▶ _Given request_
Repeat each line of the material exactly.

▶ _Task data_
#####
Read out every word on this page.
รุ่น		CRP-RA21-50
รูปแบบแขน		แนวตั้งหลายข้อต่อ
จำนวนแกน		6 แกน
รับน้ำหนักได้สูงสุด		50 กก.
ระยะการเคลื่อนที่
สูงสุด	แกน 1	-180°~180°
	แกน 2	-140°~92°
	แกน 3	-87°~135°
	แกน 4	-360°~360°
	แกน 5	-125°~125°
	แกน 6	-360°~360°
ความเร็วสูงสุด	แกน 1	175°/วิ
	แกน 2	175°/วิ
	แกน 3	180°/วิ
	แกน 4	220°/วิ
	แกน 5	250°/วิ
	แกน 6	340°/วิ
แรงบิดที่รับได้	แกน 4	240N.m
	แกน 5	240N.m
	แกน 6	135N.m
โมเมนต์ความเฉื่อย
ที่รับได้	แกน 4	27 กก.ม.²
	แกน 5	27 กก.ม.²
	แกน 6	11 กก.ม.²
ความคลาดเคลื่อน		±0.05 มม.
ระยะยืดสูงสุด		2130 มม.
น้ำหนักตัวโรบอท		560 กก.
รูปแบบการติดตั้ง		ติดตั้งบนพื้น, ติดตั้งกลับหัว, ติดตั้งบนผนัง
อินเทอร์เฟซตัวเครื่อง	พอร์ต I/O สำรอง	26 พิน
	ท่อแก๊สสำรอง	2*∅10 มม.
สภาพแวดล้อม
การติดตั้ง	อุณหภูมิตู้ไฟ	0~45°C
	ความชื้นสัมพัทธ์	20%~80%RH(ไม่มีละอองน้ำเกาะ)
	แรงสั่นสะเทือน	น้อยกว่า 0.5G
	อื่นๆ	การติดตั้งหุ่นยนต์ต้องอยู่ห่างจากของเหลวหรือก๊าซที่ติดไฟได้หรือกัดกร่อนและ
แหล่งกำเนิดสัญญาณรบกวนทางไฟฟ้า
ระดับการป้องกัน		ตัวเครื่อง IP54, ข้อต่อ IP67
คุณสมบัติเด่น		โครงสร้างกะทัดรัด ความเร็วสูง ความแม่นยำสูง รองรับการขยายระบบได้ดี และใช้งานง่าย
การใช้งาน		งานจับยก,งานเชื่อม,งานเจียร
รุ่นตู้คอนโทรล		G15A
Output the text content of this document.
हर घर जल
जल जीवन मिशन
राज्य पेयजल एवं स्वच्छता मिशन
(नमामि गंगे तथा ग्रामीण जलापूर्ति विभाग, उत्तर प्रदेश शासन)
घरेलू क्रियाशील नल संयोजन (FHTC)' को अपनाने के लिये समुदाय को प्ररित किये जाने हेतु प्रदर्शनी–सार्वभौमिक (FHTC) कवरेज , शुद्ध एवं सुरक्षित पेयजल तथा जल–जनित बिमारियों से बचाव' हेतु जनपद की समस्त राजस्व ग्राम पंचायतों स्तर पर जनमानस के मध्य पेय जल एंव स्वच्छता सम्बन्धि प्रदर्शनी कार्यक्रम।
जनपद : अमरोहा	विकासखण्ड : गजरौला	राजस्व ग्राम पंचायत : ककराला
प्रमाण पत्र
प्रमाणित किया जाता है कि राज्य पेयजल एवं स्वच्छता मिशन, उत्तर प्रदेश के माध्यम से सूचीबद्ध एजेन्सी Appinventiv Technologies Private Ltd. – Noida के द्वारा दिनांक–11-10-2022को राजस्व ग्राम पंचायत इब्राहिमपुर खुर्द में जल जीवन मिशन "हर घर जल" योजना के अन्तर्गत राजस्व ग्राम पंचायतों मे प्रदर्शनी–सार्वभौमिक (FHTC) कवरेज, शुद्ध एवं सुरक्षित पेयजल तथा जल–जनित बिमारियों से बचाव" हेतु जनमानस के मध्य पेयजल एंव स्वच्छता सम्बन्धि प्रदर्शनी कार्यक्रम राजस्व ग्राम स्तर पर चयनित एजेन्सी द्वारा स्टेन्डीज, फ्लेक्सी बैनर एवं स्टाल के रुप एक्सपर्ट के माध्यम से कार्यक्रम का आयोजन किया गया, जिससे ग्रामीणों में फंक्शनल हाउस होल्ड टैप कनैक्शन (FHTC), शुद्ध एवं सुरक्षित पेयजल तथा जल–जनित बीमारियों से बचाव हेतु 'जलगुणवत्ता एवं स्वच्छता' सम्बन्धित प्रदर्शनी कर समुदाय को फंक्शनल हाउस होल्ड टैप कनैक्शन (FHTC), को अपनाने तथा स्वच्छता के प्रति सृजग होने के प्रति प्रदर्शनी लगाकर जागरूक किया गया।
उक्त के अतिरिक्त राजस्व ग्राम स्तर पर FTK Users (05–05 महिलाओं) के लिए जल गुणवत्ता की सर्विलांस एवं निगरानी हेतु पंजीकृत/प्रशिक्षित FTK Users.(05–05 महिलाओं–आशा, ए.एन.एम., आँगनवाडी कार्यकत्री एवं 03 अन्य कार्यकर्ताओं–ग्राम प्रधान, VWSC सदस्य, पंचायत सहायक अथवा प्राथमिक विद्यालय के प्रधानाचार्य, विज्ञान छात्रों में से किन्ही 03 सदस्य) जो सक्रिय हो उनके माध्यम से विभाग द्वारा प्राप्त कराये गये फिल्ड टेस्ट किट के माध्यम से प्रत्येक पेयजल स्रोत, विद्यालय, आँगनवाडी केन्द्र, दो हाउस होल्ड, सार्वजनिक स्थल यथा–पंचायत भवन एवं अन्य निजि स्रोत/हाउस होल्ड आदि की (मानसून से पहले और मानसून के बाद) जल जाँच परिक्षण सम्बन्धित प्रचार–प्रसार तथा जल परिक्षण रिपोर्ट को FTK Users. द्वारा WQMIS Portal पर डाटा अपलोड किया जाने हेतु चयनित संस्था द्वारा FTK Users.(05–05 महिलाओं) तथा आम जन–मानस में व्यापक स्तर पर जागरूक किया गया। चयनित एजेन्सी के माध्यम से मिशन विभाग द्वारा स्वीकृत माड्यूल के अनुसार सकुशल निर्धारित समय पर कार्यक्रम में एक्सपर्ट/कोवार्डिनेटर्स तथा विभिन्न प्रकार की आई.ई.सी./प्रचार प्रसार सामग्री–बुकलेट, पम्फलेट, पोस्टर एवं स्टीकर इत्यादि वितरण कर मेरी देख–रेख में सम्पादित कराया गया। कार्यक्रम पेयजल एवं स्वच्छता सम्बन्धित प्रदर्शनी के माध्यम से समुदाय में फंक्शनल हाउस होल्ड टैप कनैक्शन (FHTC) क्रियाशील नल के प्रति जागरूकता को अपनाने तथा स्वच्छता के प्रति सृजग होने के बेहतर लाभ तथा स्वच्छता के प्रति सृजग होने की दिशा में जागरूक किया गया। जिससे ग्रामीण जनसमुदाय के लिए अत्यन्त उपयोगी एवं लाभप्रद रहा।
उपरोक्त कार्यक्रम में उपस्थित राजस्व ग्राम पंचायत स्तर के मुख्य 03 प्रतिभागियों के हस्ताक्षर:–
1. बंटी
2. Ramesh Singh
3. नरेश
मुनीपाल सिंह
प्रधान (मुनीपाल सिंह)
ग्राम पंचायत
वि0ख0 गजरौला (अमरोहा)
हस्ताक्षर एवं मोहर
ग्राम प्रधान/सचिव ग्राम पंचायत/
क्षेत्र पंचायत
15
#####
▶ _Response below_
Read out every word on this page.
รุ่น		CRP-RA21-50
รูปแบบแขน		แนวตั้งหลายข้อต่อ
จำนวนแกน		6 แกน
รับน้ำหนักได้สูงสุด		50 กก.
ระยะการเคลื่อนที่
สูงสุด	แกน 1	-180°~180°
	แกน 2	-140°~92°
	แกน 3	-87°~135°
	แกน 4	-360°~360°
	แกน 5	-125°~125°
	แกน 6	-360°~360°
ความเร็วสูงสุด	แกน 1	175°/วิ
	แกน 2	175°/วิ
	แกน 3	180°/วิ
	แกน 4	220°/วิ
	แกน 5	250°/วิ
	แกน 6	340°/วิ
แรงบิดที่รับได้	แกน 4	240N.m
	แกน 5	240N.m
	แกน 6	135N.m
โมเมนต์ความเฉื่อย
ที่รับได้	แกน 4	27 กก.ม.²
	แกน 5	27 กก.ม.²
	แกน 6	11 กก.ม.²
ความคลาดเคลื่อน		±0.05 มม.
ระยะยืดสูงสุด		2130 มม.
น้ำหนักตัวโรบอท		560 กก.
รูปแบบการติดตั้ง		ติดตั้งบนพื้น, ติดตั้งกลับหัว, ติดตั้งบนผนัง
อินเทอร์เฟซตัวเครื่อง	พอร์ต I/O สำรอง	26 พิน
	ท่อแก๊สสำรอง	2*∅10 มม.
สภาพแวดล้อม
การติดตั้ง	อุณหภูมิตู้ไฟ	0~45°C
	ความชื้นสัมพัทธ์	20%~80%RH(ไม่มีละอองน้ำเกาะ)
	แรงสั่นสะเทือน	น้อยกว่า 0.5G
	อื่นๆ	การติดตั้งหุ่นยนต์ต้องอยู่ห่างจากของเหลวหรือก๊าซที่ติดไฟได้หรือกัดกร่อนและ
แหล่งกำเนิดสัญญาณรบกวนทางไฟฟ้า
ระดับการป้องกัน		ตัวเครื่อง IP54, ข้อต่อ IP67
คุณสมบัติเด่น		โครงสร้างกะทัดรัด ความเร็วสูง ความแม่นยำสูง รองรับการขยายระบบได้ดี และใช้งานง่าย
การใช้งาน		งานจับยก,งานเชื่อม,งานเจียร
รุ่นตู้คอนโทรล		G15A
Output the text content of this document.
हर घर जल
जल जीवन मिशन
राज्य पेयजल एवं स्वच्छता मिशन
(नमामि गंगे तथा ग्रामीण जलापूर्ति विभाग, उत्तर प्रदेश शासन)
घरेलू क्रियाशील नल संयोजन (FHTC)' को अपनाने के लिये समुदाय को प्ररित किये जाने हेतु प्रदर्शनी–सार्वभौमिक (FHTC) कवरेज , शुद्ध एवं सुरक्षित पेयजल तथा जल–जनित बिमारियों से बचाव' हेतु जनपद की समस्त राजस्व ग्राम पंचायतों स्तर पर जनमानस के मध्य पेय जल एंव स्वच्छता सम्बन्धि प्रदर्शनी कार्यक्रम।
जनपद : अमरोहा	विकासखण्ड : गजरौला	राजस्व ग्राम पंचायत : ककराला
प्रमाण पत्र
प्रमाणित किया जाता है कि राज्य पेयजल एवं स्वच्छता मिशन, उत्तर प्रदेश के माध्यम से सूचीबद्ध एजेन्सी Appinventiv Technologies Private Ltd. – Noida के द्वारा दिनांक–11-10-2022को राजस्व ग्राम पंचायत इब्राहिमपुर खुर्द में जल जीवन मिशन "हर घर जल" योजना के अन्तर्गत राजस्व ग्राम पंचायतों मे प्रदर्शनी–सार्वभौमिक (FHTC) कवरेज, शुद्ध एवं सुरक्षित पेयजल तथा जल–जनित बिमारियों से बचाव" हेतु जनमानस के मध्य पेयजल एंव स्वच्छता सम्बन्धि प्रदर्शनी कार्यक्रम राजस्व ग्राम स्तर पर चयनित एजेन्सी द्वारा स्टेन्डीज, फ्लेक्सी बैनर एवं स्टाल के रुप एक्सपर्ट के माध्यम से कार्यक्रम का आयोजन किया गया, जिससे ग्रामीणों में फंक्शनल हाउस होल्ड टैप कनैक्शन (FHTC), शुद्ध एवं सुरक्षित पेयजल तथा जल–जनित बीमारियों से बचाव हेतु 'जलगुणवत्ता एवं स्वच्छता' सम्बन्धित प्रदर्शनी कर समुदाय को फंक्शनल हाउस होल्ड टैप कनैक्शन (FHTC), को अपनाने तथा स्वच्छता के प्रति सृजग होने के प्रति प्रदर्शनी लगाकर जागरूक किया गया।
उक्त के अतिरिक्त राजस्व ग्राम स्तर पर FTK Users (05–05 महिलाओं) के लिए जल गुणवत्ता की सर्विलांस एवं निगरानी हेतु पंजीकृत/प्रशिक्षित FTK Users.(05–05 महिलाओं–आशा, ए.एन.एम., आँगनवाडी कार्यकत्री एवं 03 अन्य कार्यकर्ताओं–ग्राम प्रधान, VWSC सदस्य, पंचायत सहायक अथवा प्राथमिक विद्यालय के प्रधानाचार्य, विज्ञान छात्रों में से किन्ही 03 सदस्य) जो सक्रिय हो उनके माध्यम से विभाग द्वारा प्राप्त कराये गये फिल्ड टेस्ट किट के माध्यम से प्रत्येक पेयजल स्रोत, विद्यालय, आँगनवाडी केन्द्र, दो हाउस होल्ड, सार्वजनिक स्थल यथा–पंचायत भवन एवं अन्य निजि स्रोत/हाउस होल्ड आदि की (मानसून से पहले और मानसून के बाद) जल जाँच परिक्षण सम्बन्धित प्रचार–प्रसार तथा जल परिक्षण रिपोर्ट को FTK Users. द्वारा WQMIS Portal पर डाटा अपलोड किया जाने हेतु चयनित संस्था द्वारा FTK Users.(05–05 महिलाओं) तथा आम जन–मानस में व्यापक स्तर पर जागरूक किया गया। चयनित एजेन्सी के माध्यम से मिशन विभाग द्वारा स्वीकृत माड्यूल के अनुसार सकुशल निर्धारित समय पर कार्यक्रम में एक्सपर्ट/कोवार्डिनेटर्स तथा विभिन्न प्रकार की आई.ई.सी./प्रचार प्रसार सामग्री–बुकलेट, पम्फलेट, पोस्टर एवं स्टीकर इत्यादि वितरण कर मेरी देख–रेख में सम्पादित कराया गया। कार्यक्रम पेयजल एवं स्वच्छता सम्बन्धित प्रदर्शनी के माध्यम से समुदाय में फंक्शनल हाउस होल्ड टैप कनैक्शन (FHTC) क्रियाशील नल के प्रति जागरूकता को अपनाने तथा स्वच्छता के प्रति सृजग होने के बेहतर लाभ तथा स्वच्छता के प्रति सृजग होने की दिशा में जागरूक किया गया। जिससे ग्रामीण जनसमुदाय के लिए अत्यन्त उपयोगी एवं लाभप्रद रहा।
उपरोक्त कार्यक्रम में उपस्थित राजस्व ग्राम पंचायत स्तर के मुख्य 03 प्रतिभागियों के हस्ताक्षर:–
1. बंटी
2. Ramesh Singh
3. नरेश
मुनीपाल सिंह
प्रधान (मुनीपाल सिंह)
ग्राम पंचायत
वि0ख0 गजरौला (अमरोहा)
हस्ताक्षर एवं मोहर
ग्राम प्रधान/सचिव ग्राम पंचायत/
क्षेत्र पंचायत
15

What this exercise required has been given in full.